What to work on = Exclude the pictures; give every entry again exactly as written.

Data provided =
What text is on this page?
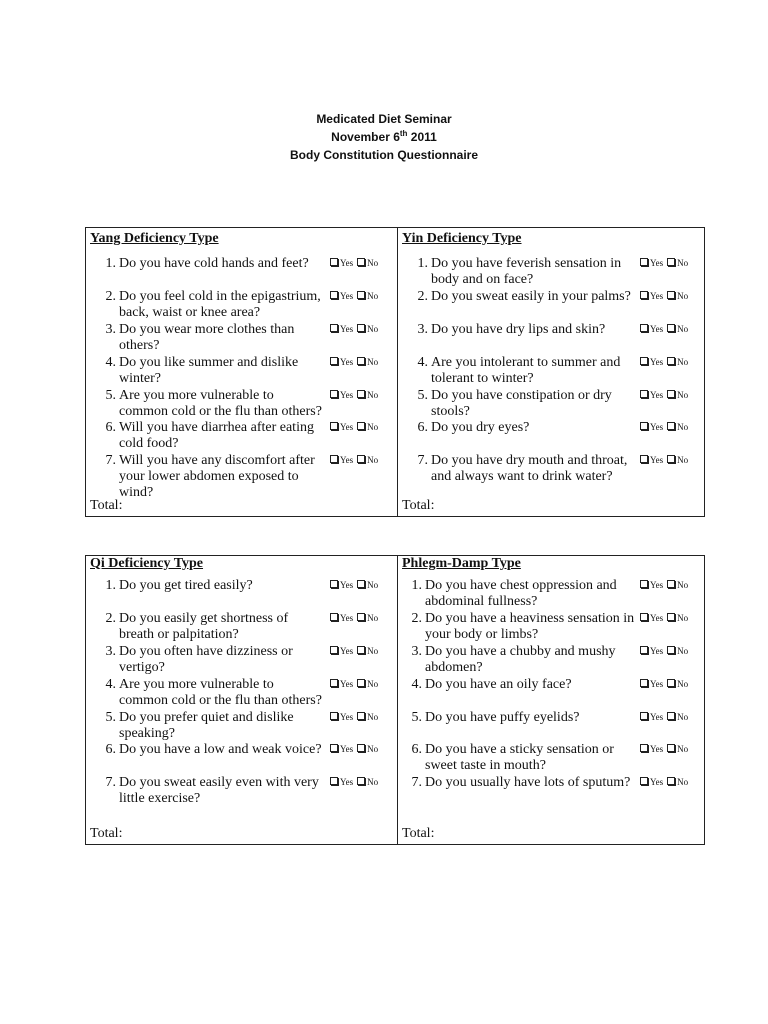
Medicated Diet Seminar
November 6th 2011
Body Constitution Questionnaire
Yang Deficiency Type
1. Do you have cold hands and feet?	Yes No
2. Do you feel cold in the epigastrium,
back, waist or knee area?
Yes No
3. Do you wear more clothes than
others?
Yes No
4. Do you like summer and dislike
winter?
Yes No
5. Are you more vulnerable to
common cold or the flu than others?
Yes No
6. Will you have diarrhea after eating
cold food?
Yes No
7. Will you have any discomfort after
your lower abdomen exposed to
wind?
Yes No
Total:
Yin Deficiency Type
1. Do you have feverish sensation in
body and on face?
Yes No
2. Do you sweat easily in your palms?	Yes No
3. Do you have dry lips and skin?	Yes No
4. Are you intolerant to summer and
tolerant to winter?
Yes No
5. Do you have constipation or dry
stools?
Yes No
6. Do you dry eyes?	Yes No
7. Do you have dry mouth and throat,
and always want to drink water?
Yes No
Total:
Qi Deficiency Type
1. Do you get tired easily?	Yes No
2. Do you easily get shortness of
breath or palpitation?
Yes No
3. Do you often have dizziness or
vertigo?
Yes No
4. Are you more vulnerable to
common cold or the flu than others?
Yes No
5. Do you prefer quiet and dislike
speaking?
Yes No
6. Do you have a low and weak voice?	Yes No
7. Do you sweat easily even with very
little exercise?
Yes No
Total:
Phlegm-Damp Type
1. Do you have chest oppression and
abdominal fullness?
Yes No
2. Do you have a heaviness sensation in
your body or limbs?
Yes No
3. Do you have a chubby and mushy
abdomen?
Yes No
4. Do you have an oily face?	Yes No
5. Do you have puffy eyelids?	Yes No
6. Do you have a sticky sensation or
sweet taste in mouth?
Yes No
7. Do you usually have lots of sputum?	Yes No
Total:
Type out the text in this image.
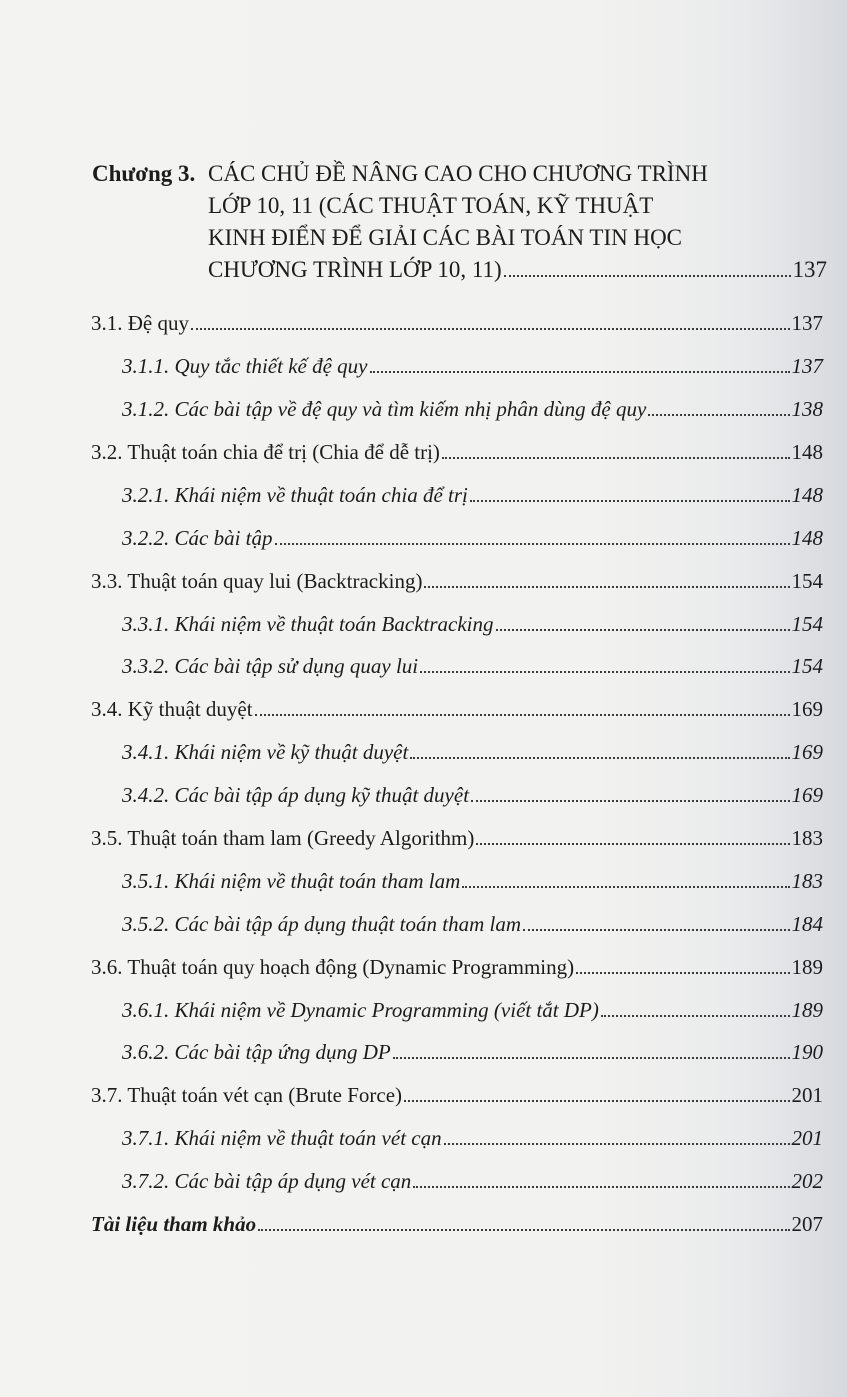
Chương 3. CÁC CHỦ ĐỀ NÂNG CAO CHO CHƯƠNG TRÌNH
LỚP 10, 11 (CÁC THUẬT TOÁN, KỸ THUẬT
KINH ĐIỂN ĐỂ GIẢI CÁC BÀI TOÁN TIN HỌC
CHƯƠNG TRÌNH LỚP 10, 11)	137
3.1. Đệ quy	137
3.1.1. Quy tắc thiết kế đệ quy	137
3.1.2. Các bài tập về đệ quy và tìm kiếm nhị phân dùng đệ quy	138
3.2. Thuật toán chia để trị (Chia để dễ trị)	148
3.2.1. Khái niệm về thuật toán chia để trị	148
3.2.2. Các bài tập	148
3.3. Thuật toán quay lui (Backtracking)	154
3.3.1. Khái niệm về thuật toán Backtracking	154
3.3.2. Các bài tập sử dụng quay lui	154
3.4. Kỹ thuật duyệt	169
3.4.1. Khái niệm về kỹ thuật duyệt	169
3.4.2. Các bài tập áp dụng kỹ thuật duyệt	169
3.5. Thuật toán tham lam (Greedy Algorithm)	183
3.5.1. Khái niệm về thuật toán tham lam	183
3.5.2. Các bài tập áp dụng thuật toán tham lam	184
3.6. Thuật toán quy hoạch động (Dynamic Programming)	189
3.6.1. Khái niệm về Dynamic Programming (viết tắt DP)	189
3.6.2. Các bài tập ứng dụng DP	190
3.7. Thuật toán vét cạn (Brute Force)	201
3.7.1. Khái niệm về thuật toán vét cạn	201
3.7.2. Các bài tập áp dụng vét cạn	202
Tài liệu tham khảo	207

Exercise output =
What text is on this page?
Medicated Diet Seminar
November 6th 2011
Body Constitution Questionnaire
Yang Deficiency Type
1. Do you have cold hands and feet?	Yes No
2. Do you feel cold in the epigastrium,
back, waist or knee area?
Yes No
3. Do you wear more clothes than
others?
Yes No
4. Do you like summer and dislike
winter?
Yes No
5. Are you more vulnerable to
common cold or the flu than others?
Yes No
6. Will you have diarrhea after eating
cold food?
Yes No
7. Will you have any discomfort after
your lower abdomen exposed to
wind?
Yes No
Total:
Yin Deficiency Type
1. Do you have feverish sensation in
body and on face?
Yes No
2. Do you sweat easily in your palms?	Yes No
3. Do you have dry lips and skin?	Yes No
4. Are you intolerant to summer and
tolerant to winter?
Yes No
5. Do you have constipation or dry
stools?
Yes No
6. Do you dry eyes?	Yes No
7. Do you have dry mouth and throat,
and always want to drink water?
Yes No
Total:
Qi Deficiency Type
1. Do you get tired easily?	Yes No
2. Do you easily get shortness of
breath or palpitation?
Yes No
3. Do you often have dizziness or
vertigo?
Yes No
4. Are you more vulnerable to
common cold or the flu than others?
Yes No
5. Do you prefer quiet and dislike
speaking?
Yes No
6. Do you have a low and weak voice?	Yes No
7. Do you sweat easily even with very
little exercise?
Yes No
Total:
Phlegm-Damp Type
1. Do you have chest oppression and
abdominal fullness?
Yes No
2. Do you have a heaviness sensation in
your body or limbs?
Yes No
3. Do you have a chubby and mushy
abdomen?
Yes No
4. Do you have an oily face?	Yes No
5. Do you have puffy eyelids?	Yes No
6. Do you have a sticky sensation or
sweet taste in mouth?
Yes No
7. Do you usually have lots of sputum?	Yes No
Total:
Type out the text in this image.
Chương 3. CÁC CHỦ ĐỀ NÂNG CAO CHO CHƯƠNG TRÌNH
LỚP 10, 11 (CÁC THUẬT TOÁN, KỸ THUẬT
KINH ĐIỂN ĐỂ GIẢI CÁC BÀI TOÁN TIN HỌC
CHƯƠNG TRÌNH LỚP 10, 11)	137
3.1. Đệ quy	137
3.1.1. Quy tắc thiết kế đệ quy	137
3.1.2. Các bài tập về đệ quy và tìm kiếm nhị phân dùng đệ quy	138
3.2. Thuật toán chia để trị (Chia để dễ trị)	148
3.2.1. Khái niệm về thuật toán chia để trị	148
3.2.2. Các bài tập	148
3.3. Thuật toán quay lui (Backtracking)	154
3.3.1. Khái niệm về thuật toán Backtracking	154
3.3.2. Các bài tập sử dụng quay lui	154
3.4. Kỹ thuật duyệt	169
3.4.1. Khái niệm về kỹ thuật duyệt	169
3.4.2. Các bài tập áp dụng kỹ thuật duyệt	169
3.5. Thuật toán tham lam (Greedy Algorithm)	183
3.5.1. Khái niệm về thuật toán tham lam	183
3.5.2. Các bài tập áp dụng thuật toán tham lam	184
3.6. Thuật toán quy hoạch động (Dynamic Programming)	189
3.6.1. Khái niệm về Dynamic Programming (viết tắt DP)	189
3.6.2. Các bài tập ứng dụng DP	190
3.7. Thuật toán vét cạn (Brute Force)	201
3.7.1. Khái niệm về thuật toán vét cạn	201
3.7.2. Các bài tập áp dụng vét cạn	202
Tài liệu tham khảo	207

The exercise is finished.